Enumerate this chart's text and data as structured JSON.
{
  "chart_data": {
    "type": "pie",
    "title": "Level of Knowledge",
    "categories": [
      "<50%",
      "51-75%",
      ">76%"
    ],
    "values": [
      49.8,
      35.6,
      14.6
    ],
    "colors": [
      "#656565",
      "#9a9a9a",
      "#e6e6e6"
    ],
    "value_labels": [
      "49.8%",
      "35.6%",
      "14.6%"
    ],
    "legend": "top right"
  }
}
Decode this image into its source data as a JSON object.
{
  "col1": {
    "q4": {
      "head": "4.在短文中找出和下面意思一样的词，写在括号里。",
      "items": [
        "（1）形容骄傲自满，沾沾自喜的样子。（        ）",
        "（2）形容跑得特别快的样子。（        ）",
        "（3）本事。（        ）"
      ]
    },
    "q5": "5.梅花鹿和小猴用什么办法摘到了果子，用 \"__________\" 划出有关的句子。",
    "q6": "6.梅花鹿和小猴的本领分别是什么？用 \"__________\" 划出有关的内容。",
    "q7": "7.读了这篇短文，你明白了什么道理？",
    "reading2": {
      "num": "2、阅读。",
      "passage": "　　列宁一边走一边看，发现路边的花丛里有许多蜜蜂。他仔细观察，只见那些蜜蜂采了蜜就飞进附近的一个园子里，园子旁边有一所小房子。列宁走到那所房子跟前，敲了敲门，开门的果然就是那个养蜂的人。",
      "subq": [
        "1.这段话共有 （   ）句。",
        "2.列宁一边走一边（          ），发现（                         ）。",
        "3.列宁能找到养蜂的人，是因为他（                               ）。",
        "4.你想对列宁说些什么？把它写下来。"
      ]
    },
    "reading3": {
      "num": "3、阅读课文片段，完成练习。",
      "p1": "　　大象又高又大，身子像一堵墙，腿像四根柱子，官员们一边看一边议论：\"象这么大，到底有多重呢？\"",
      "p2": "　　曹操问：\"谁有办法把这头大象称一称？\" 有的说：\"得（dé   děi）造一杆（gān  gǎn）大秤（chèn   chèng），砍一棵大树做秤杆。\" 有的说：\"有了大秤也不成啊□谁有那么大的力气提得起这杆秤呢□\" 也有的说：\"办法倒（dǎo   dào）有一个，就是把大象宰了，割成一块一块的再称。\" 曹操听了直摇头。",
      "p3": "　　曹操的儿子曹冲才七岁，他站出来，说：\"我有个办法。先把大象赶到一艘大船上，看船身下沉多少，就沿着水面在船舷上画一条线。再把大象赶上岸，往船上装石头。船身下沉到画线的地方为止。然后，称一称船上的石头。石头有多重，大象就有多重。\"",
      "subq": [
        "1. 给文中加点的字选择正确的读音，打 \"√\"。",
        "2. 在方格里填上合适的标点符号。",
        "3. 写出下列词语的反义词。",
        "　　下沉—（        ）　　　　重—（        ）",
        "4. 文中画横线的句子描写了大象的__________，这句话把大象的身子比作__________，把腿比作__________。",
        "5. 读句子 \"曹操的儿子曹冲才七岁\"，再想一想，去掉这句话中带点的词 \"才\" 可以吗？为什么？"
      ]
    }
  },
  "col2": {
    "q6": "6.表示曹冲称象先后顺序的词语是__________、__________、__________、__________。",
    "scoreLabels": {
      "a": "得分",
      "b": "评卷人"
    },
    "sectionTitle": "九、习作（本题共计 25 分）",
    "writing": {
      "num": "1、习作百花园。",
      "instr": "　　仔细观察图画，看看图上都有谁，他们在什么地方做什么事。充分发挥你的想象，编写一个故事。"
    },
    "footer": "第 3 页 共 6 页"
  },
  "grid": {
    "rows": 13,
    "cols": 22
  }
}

• • • • • • •

Exercise instructions - Filter the records for lines holding the string "this". Copy each one.

The response -
Enumerate this chart's text and data as structured JSON.
Decode this image into its source data as a JSON object.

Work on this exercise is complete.